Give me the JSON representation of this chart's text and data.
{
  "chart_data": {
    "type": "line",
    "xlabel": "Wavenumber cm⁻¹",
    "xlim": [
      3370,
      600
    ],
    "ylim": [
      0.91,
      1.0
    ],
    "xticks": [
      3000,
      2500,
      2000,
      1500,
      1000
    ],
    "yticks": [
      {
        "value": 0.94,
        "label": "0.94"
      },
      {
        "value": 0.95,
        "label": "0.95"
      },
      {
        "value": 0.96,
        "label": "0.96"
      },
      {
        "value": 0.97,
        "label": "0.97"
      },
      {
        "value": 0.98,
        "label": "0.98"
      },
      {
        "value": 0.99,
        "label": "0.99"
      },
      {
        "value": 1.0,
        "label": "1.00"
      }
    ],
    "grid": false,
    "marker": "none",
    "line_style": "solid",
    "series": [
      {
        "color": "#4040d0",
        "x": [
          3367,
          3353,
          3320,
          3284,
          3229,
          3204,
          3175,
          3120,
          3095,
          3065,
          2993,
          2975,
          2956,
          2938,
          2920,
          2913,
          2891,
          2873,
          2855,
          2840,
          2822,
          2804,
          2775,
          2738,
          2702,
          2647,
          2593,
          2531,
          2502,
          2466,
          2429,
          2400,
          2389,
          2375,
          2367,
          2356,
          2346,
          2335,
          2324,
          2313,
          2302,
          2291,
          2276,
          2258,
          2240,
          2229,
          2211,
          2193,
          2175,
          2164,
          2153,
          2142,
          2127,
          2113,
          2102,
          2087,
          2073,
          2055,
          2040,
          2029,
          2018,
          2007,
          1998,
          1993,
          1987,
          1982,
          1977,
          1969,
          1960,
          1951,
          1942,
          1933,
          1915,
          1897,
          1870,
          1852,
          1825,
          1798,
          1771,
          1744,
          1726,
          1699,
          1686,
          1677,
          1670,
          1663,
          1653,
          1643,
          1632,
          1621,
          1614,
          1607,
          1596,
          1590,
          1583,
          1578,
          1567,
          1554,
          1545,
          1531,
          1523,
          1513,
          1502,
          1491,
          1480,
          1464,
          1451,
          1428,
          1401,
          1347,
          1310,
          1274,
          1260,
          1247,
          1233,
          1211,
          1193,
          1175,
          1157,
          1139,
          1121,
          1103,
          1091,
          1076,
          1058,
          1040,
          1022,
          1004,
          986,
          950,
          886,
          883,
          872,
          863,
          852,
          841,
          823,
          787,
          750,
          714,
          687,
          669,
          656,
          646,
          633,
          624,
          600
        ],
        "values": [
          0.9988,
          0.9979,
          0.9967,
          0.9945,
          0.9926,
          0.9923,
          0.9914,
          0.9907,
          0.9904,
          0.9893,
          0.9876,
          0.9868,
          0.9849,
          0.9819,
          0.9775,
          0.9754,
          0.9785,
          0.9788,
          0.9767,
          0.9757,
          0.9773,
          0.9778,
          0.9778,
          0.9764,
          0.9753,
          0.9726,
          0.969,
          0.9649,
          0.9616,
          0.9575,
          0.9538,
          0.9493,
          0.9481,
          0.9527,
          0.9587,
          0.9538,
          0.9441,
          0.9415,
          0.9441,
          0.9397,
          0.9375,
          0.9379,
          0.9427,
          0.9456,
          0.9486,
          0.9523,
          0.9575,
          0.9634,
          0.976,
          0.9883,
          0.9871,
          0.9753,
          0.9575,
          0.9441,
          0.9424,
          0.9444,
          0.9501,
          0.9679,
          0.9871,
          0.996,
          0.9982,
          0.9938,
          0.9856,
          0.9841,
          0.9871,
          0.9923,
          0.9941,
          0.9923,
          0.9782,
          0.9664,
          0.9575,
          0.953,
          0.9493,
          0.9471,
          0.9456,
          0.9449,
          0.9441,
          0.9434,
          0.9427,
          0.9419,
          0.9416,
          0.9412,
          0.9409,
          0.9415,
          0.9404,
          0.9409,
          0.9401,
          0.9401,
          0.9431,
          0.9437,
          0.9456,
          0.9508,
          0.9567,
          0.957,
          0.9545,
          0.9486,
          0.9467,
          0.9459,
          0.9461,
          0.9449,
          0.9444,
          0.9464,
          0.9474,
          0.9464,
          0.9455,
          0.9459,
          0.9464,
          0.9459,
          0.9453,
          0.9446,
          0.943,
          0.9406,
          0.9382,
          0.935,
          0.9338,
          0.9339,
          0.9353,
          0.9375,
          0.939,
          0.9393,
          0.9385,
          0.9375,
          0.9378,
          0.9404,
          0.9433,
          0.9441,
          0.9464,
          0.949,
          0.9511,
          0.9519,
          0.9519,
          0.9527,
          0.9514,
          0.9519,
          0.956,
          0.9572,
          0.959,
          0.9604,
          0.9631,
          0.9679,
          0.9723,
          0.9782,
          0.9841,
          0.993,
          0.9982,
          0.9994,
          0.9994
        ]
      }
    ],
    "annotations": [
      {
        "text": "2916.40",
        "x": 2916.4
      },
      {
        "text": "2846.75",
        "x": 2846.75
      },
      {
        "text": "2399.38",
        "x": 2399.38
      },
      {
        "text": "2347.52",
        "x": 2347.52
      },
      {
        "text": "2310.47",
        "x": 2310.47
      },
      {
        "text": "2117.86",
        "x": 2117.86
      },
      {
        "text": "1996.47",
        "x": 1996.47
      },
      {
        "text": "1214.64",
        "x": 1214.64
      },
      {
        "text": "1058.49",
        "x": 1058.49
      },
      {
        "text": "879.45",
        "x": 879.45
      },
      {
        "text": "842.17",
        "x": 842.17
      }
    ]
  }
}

> _GOAL_
Take the entries above and transcribe them in full.

> _WRITTEN RESPONSE_
Give me the JSON representation of this chart's text and data.
{
  "chart_data": {
    "type": "line",
    "xlabel": "Wavenumber cm⁻¹",
    "xlim": [
      3370,
      600
    ],
    "ylim": [
      0.91,
      1.0
    ],
    "xticks": [
      3000,
      2500,
      2000,
      1500,
      1000
    ],
    "yticks": [
      {
        "value": 0.94,
        "label": "0.94"
      },
      {
        "value": 0.95,
        "label": "0.95"
      },
      {
        "value": 0.96,
        "label": "0.96"
      },
      {
        "value": 0.97,
        "label": "0.97"
      },
      {
        "value": 0.98,
        "label": "0.98"
      },
      {
        "value": 0.99,
        "label": "0.99"
      },
      {
        "value": 1.0,
        "label": "1.00"
      }
    ],
    "grid": false,
    "marker": "none",
    "line_style": "solid",
    "series": [
      {
        "color": "#4040d0",
        "x": [
          3367,
          3353,
          3320,
          3284,
          3229,
          3204,
          3175,
          3120,
          3095,
          3065,
          2993,
          2975,
          2956,
          2938,
          2920,
          2913,
          2891,
          2873,
          2855,
          2840,
          2822,
          2804,
          2775,
          2738,
          2702,
          2647,
          2593,
          2531,
          2502,
          2466,
          2429,
          2400,
          2389,
          2375,
          2367,
          2356,
          2346,
          2335,
          2324,
          2313,
          2302,
          2291,
          2276,
          2258,
          2240,
          2229,
          2211,
          2193,
          2175,
          2164,
          2153,
          2142,
          2127,
          2113,
          2102,
          2087,
          2073,
          2055,
          2040,
          2029,
          2018,
          2007,
          1998,
          1993,
          1987,
          1982,
          1977,
          1969,
          1960,
          1951,
          1942,
          1933,
          1915,
          1897,
          1870,
          1852,
          1825,
          1798,
          1771,
          1744,
          1726,
          1699,
          1686,
          1677,
          1670,
          1663,
          1653,
          1643,
          1632,
          1621,
          1614,
          1607,
          1596,
          1590,
          1583,
          1578,
          1567,
          1554,
          1545,
          1531,
          1523,
          1513,
          1502,
          1491,
          1480,
          1464,
          1451,
          1428,
          1401,
          1347,
          1310,
          1274,
          1260,
          1247,
          1233,
          1211,
          1193,
          1175,
          1157,
          1139,
          1121,
          1103,
          1091,
          1076,
          1058,
          1040,
          1022,
          1004,
          986,
          950,
          886,
          883,
          872,
          863,
          852,
          841,
          823,
          787,
          750,
          714,
          687,
          669,
          656,
          646,
          633,
          624,
          600
        ],
        "values": [
          0.9988,
          0.9979,
          0.9967,
          0.9945,
          0.9926,
          0.9923,
          0.9914,
          0.9907,
          0.9904,
          0.9893,
          0.9876,
          0.9868,
          0.9849,
          0.9819,
          0.9775,
          0.9754,
          0.9785,
          0.9788,
          0.9767,
          0.9757,
          0.9773,
          0.9778,
          0.9778,
          0.9764,
          0.9753,
          0.9726,
          0.969,
          0.9649,
          0.9616,
          0.9575,
          0.9538,
          0.9493,
          0.9481,
          0.9527,
          0.9587,
          0.9538,
          0.9441,
          0.9415,
          0.9441,
          0.9397,
          0.9375,
          0.9379,
          0.9427,
          0.9456,
          0.9486,
          0.9523,
          0.9575,
          0.9634,
          0.976,
          0.9883,
          0.9871,
          0.9753,
          0.9575,
          0.9441,
          0.9424,
          0.9444,
          0.9501,
          0.9679,
          0.9871,
          0.996,
          0.9982,
          0.9938,
          0.9856,
          0.9841,
          0.9871,
          0.9923,
          0.9941,
          0.9923,
          0.9782,
          0.9664,
          0.9575,
          0.953,
          0.9493,
          0.9471,
          0.9456,
          0.9449,
          0.9441,
          0.9434,
          0.9427,
          0.9419,
          0.9416,
          0.9412,
          0.9409,
          0.9415,
          0.9404,
          0.9409,
          0.9401,
          0.9401,
          0.9431,
          0.9437,
          0.9456,
          0.9508,
          0.9567,
          0.957,
          0.9545,
          0.9486,
          0.9467,
          0.9459,
          0.9461,
          0.9449,
          0.9444,
          0.9464,
          0.9474,
          0.9464,
          0.9455,
          0.9459,
          0.9464,
          0.9459,
          0.9453,
          0.9446,
          0.943,
          0.9406,
          0.9382,
          0.935,
          0.9338,
          0.9339,
          0.9353,
          0.9375,
          0.939,
          0.9393,
          0.9385,
          0.9375,
          0.9378,
          0.9404,
          0.9433,
          0.9441,
          0.9464,
          0.949,
          0.9511,
          0.9519,
          0.9519,
          0.9527,
          0.9514,
          0.9519,
          0.956,
          0.9572,
          0.959,
          0.9604,
          0.9631,
          0.9679,
          0.9723,
          0.9782,
          0.9841,
          0.993,
          0.9982,
          0.9994,
          0.9994
        ]
      }
    ],
    "annotations": [
      {
        "text": "2916.40",
        "x": 2916.4
      },
      {
        "text": "2846.75",
        "x": 2846.75
      },
      {
        "text": "2399.38",
        "x": 2399.38
      },
      {
        "text": "2347.52",
        "x": 2347.52
      },
      {
        "text": "2310.47",
        "x": 2310.47
      },
      {
        "text": "2117.86",
        "x": 2117.86
      },
      {
        "text": "1996.47",
        "x": 1996.47
      },
      {
        "text": "1214.64",
        "x": 1214.64
      },
      {
        "text": "1058.49",
        "x": 1058.49
      },
      {
        "text": "879.45",
        "x": 879.45
      },
      {
        "text": "842.17",
        "x": 842.17
      }
    ]
  }
}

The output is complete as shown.